• [Task to carry out]:
Pull out all lines from the listing below in which the word "humidity" appears.

• [Data shown]:

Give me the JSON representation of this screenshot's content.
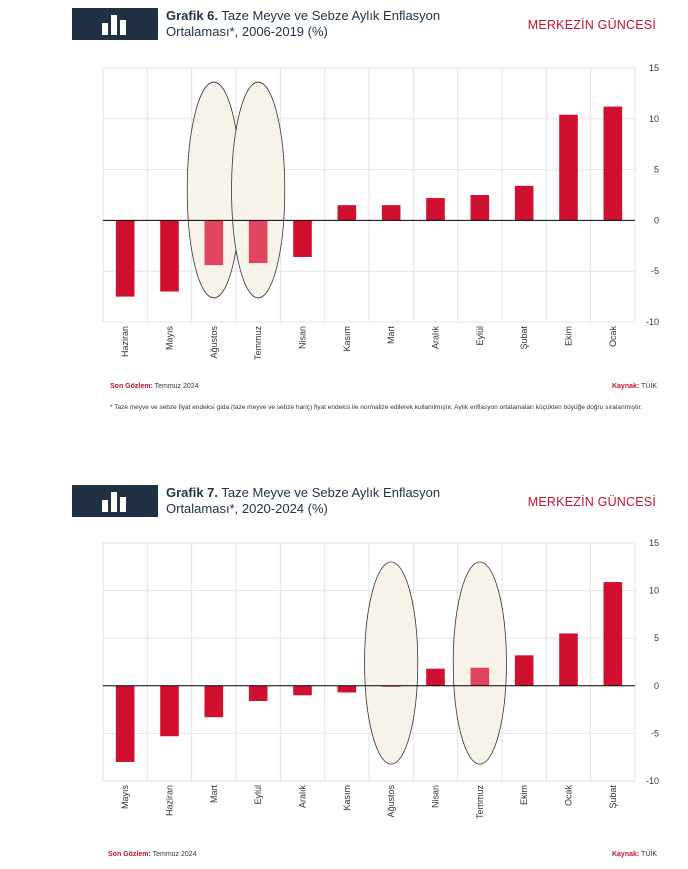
{
  "brand": "MERKEZİN GÜNCESİ",
  "charts": [
    {
      "label": "Grafik 6.",
      "title_line1": "Taze Meyve ve Sebze Aylık Enflasyon",
      "title_line2": "Ortalaması*, 2006-2019  (%)",
      "son_gozlem_label": "Son Gözlem:",
      "son_gozlem_value": "Temmuz 2024",
      "kaynak_label": "Kaynak:",
      "kaynak_value": "TÜİK",
      "note": "* Taze meyve ve sebze fiyat endeksi gıda (taze meyve ve sebze hariç) fiyat endeksi ile normalize edilerek kullanılmıştır. Aylık enflasyon ortalamaları küçükten büyüğe doğru sıralanmıştır."
    },
    {
      "label": "Grafik 7.",
      "title_line1": "Taze Meyve ve Sebze Aylık Enflasyon",
      "title_line2": "Ortalaması*, 2020-2024 (%)",
      "son_gozlem_label": "Son Gözlem:",
      "son_gozlem_value": "Temmuz 2024",
      "kaynak_label": "Kaynak:",
      "kaynak_value": "TÜİK"
    }
  ],
  "colors": {
    "bar": "#d0102f",
    "highlight": "#e0445f",
    "ellipse_fill": "#f8f3ea",
    "ellipse_stroke": "#333333"
  },
  "chart_data": [
    {
      "type": "bar",
      "title": "Taze Meyve ve Sebze Aylık Enflasyon Ortalaması*, 2006-2019 (%)",
      "categories": [
        "Haziran",
        "Mayıs",
        "Ağustos",
        "Temmuz",
        "Nisan",
        "Kasım",
        "Mart",
        "Aralık",
        "Eylül",
        "Şubat",
        "Ekim",
        "Ocak"
      ],
      "values": [
        -7.5,
        -7.0,
        -4.4,
        -4.2,
        -3.6,
        1.5,
        1.5,
        2.2,
        2.5,
        3.4,
        10.4,
        11.2
      ],
      "highlighted": [
        "Ağustos",
        "Temmuz"
      ],
      "yticks": [
        15,
        10,
        5,
        0,
        -5,
        -10
      ],
      "ylim": [
        -10,
        15
      ]
    },
    {
      "type": "bar",
      "title": "Taze Meyve ve Sebze Aylık Enflasyon Ortalaması*, 2020-2024 (%)",
      "categories": [
        "Mayıs",
        "Haziran",
        "Mart",
        "Eylül",
        "Aralık",
        "Kasım",
        "Ağustos",
        "Nisan",
        "Temmuz",
        "Ekim",
        "Ocak",
        "Şubat"
      ],
      "values": [
        -8.0,
        -5.3,
        -3.3,
        -1.6,
        -1.0,
        -0.7,
        -0.1,
        1.8,
        1.9,
        3.2,
        5.5,
        10.9
      ],
      "highlighted": [
        "Ağustos",
        "Temmuz"
      ],
      "yticks": [
        15,
        10,
        5,
        0,
        -5,
        -10
      ],
      "ylim": [
        -10,
        15
      ]
    }
  ]
}
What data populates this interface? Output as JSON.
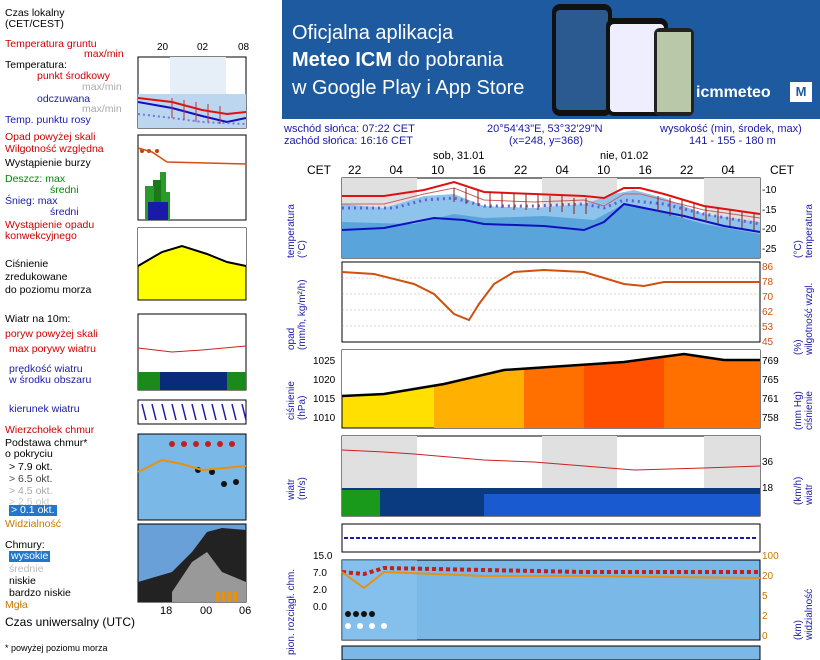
{
  "legend": {
    "local_time": "Czas lokalny\n(CET/CEST)",
    "soil_temp_label": "Temperatura gruntu",
    "soil_temp_unit": "max/min",
    "temperature_label": "Temperatura:",
    "temp_mid": "punkt środkowy",
    "temp_range": "max/min",
    "feels_like": "odczuwana",
    "feels_range": "max/min",
    "dew_point": "Temp. punktu rosy",
    "precip_above": "Opad powyżej skali",
    "humidity": "Wilgotność względna",
    "storm": "Wystąpienie burzy",
    "rain_max": "Deszcz: max",
    "rain_mid": "średni",
    "snow_max": "Śnieg: max",
    "snow_mid": "średni",
    "conv_precip": "Wystąpienie opadu\nkonwekcyjnego",
    "pressure": "Ciśnienie\nzredukowane\ndo poziomu morza",
    "wind_at": "Wiatr na 10m:",
    "gusts_above": "poryw powyżej skali",
    "max_gust": "max porywy wiatru",
    "wind_speed": "prędkość wiatru\nw środku obszaru",
    "wind_dir": "kierunek wiatru",
    "cloud_top": "Wierzchołek chmur",
    "cloud_base": "Podstawa chmur*\no pokryciu",
    "okt79": "> 7.9 okt.",
    "okt65": "> 6.5 okt.",
    "okt45": "> 4.5 okt.",
    "okt25": "> 2.5 okt.",
    "okt01": "> 0.1 okt.",
    "visibility": "Widzialność",
    "clouds": "Chmury:",
    "high": "wysokie",
    "mid": "średnie",
    "low": "niskie",
    "very_low": "bardzo niskie",
    "fog": "Mgła",
    "utc": "Czas uniwersalny (UTC)",
    "footnote": "* powyżej poziomu morza",
    "ticks_top": [
      "20",
      "02",
      "08"
    ],
    "ticks_bottom": [
      "18",
      "00",
      "06"
    ]
  },
  "banner": {
    "line1": "Oficjalna aplikacja",
    "line2_bold": "Meteo ICM",
    "line2_rest": " do pobrania",
    "line3": "w Google Play i App Store",
    "logo_text": "icmmeteo",
    "logo_m": "M"
  },
  "header": {
    "sunrise": "wschód słońca: 07:22 CET",
    "sunset": "zachód słońca: 16:16 CET",
    "coords": "20°54'43\"E, 53°32'29\"N",
    "grid": "(x=248, y=368)",
    "altitude_label": "wysokość (min, środek, max)",
    "altitude": "141 - 155 - 180 m",
    "cet": "CET",
    "day1": "sob, 31.01",
    "day2": "nie, 01.02",
    "hours": [
      "22",
      "04",
      "10",
      "16",
      "22",
      "04",
      "10",
      "16",
      "22",
      "04"
    ]
  },
  "panels": {
    "temperature": {
      "left": "temperatura\n(°C)",
      "right": "(°C)\ntemperatura",
      "ticks": [
        "-10",
        "-15",
        "-20",
        "-25"
      ]
    },
    "precip": {
      "left": "opad\n(mm/h, kg/m²/h)",
      "right": "(%)\nwilgotność wzgl.",
      "ticks": [
        "86",
        "78",
        "70",
        "62",
        "53",
        "45"
      ]
    },
    "pressure": {
      "left": "ciśnienie\n(hPa)",
      "right": "(mm Hg)\nciśnienie",
      "ticks_l": [
        "1025",
        "1020",
        "1015",
        "1010"
      ],
      "ticks_r": [
        "769",
        "765",
        "761",
        "758"
      ]
    },
    "wind": {
      "left": "wiatr\n(m/s)",
      "right": "(km/h)\nwiatr",
      "ticks": [
        "36",
        "18"
      ]
    },
    "clouds": {
      "left": "pion. rozciągł. chm.",
      "right": "(km)\nwidzialność",
      "ticks_l": [
        "15.0",
        "7.0",
        "2.0",
        "0.0"
      ],
      "ticks_r": [
        "100",
        "20",
        "5",
        "2",
        "0"
      ]
    }
  },
  "colors": {
    "banner": "#1e5aa0",
    "temp_red": "#e01010",
    "temp_blue": "#1010c0",
    "humidity": "#d05010"
  }
}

• [Task solution]:
    "humidity": "Wilgotność względna",
    "humidity": "#d05010"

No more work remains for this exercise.